* [REQUIRED WORK]: From the entries below, tally how many lines contain "access" and report only that figure.

* [ROWS]:

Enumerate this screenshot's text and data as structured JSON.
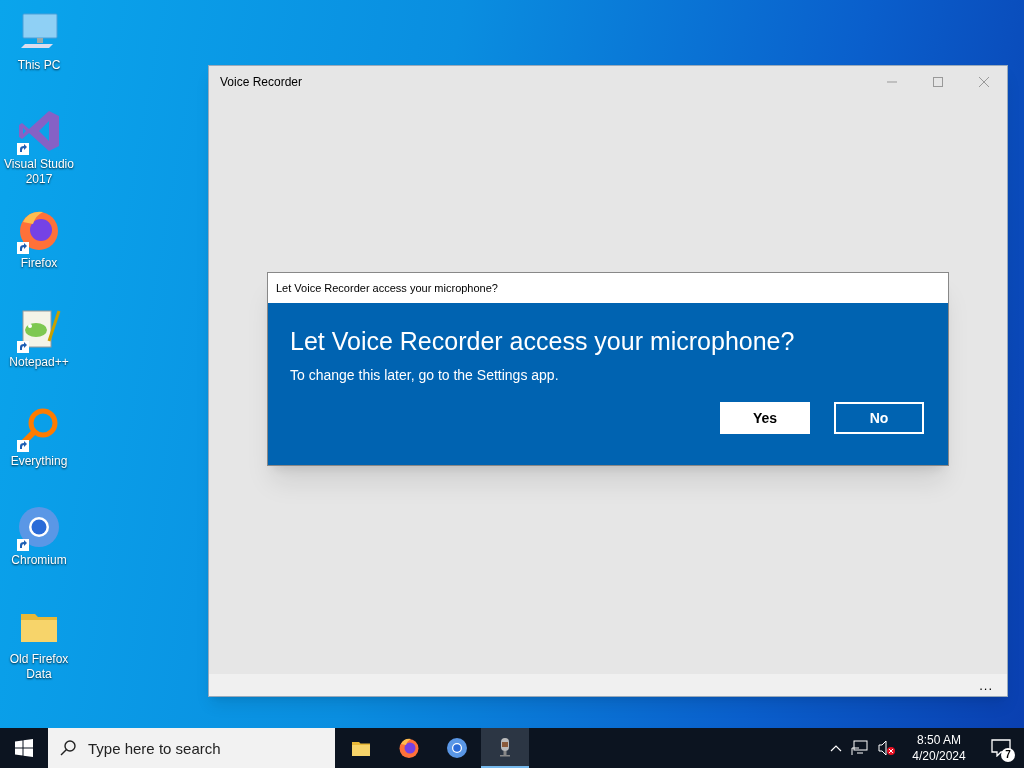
{
  "desktop_icons": [
    {
      "label": "This PC",
      "kind": "computer",
      "shortcut": false
    },
    {
      "label": "Visual Studio 2017",
      "kind": "ide",
      "shortcut": true
    },
    {
      "label": "Firefox",
      "kind": "firefox",
      "shortcut": true
    },
    {
      "label": "Notepad++",
      "kind": "notepad",
      "shortcut": true
    },
    {
      "label": "Everything",
      "kind": "magnifier",
      "shortcut": true
    },
    {
      "label": "Chromium",
      "kind": "chromium",
      "shortcut": true
    },
    {
      "label": "Old Firefox Data",
      "kind": "folder",
      "shortcut": false
    }
  ],
  "window": {
    "title": "Voice Recorder",
    "more": "..."
  },
  "dialog": {
    "title": "Let Voice Recorder access your microphone?",
    "heading": "Let Voice Recorder access your microphone?",
    "message": "To change this later, go to the Settings app.",
    "buttons": [
      {
        "label": "Yes",
        "kind": "primary"
      },
      {
        "label": "No",
        "kind": "secondary"
      }
    ]
  },
  "taskbar": {
    "search_placeholder": "Type here to search",
    "apps": [
      {
        "kind": "folder",
        "selected": false
      },
      {
        "kind": "firefox",
        "selected": false
      },
      {
        "kind": "chromium",
        "selected": false
      },
      {
        "kind": "microphone",
        "selected": true
      }
    ],
    "time": "8:50 AM",
    "date": "4/20/2024",
    "notification_count": "7"
  }
}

* [ANSWER TO THE TASK]: 2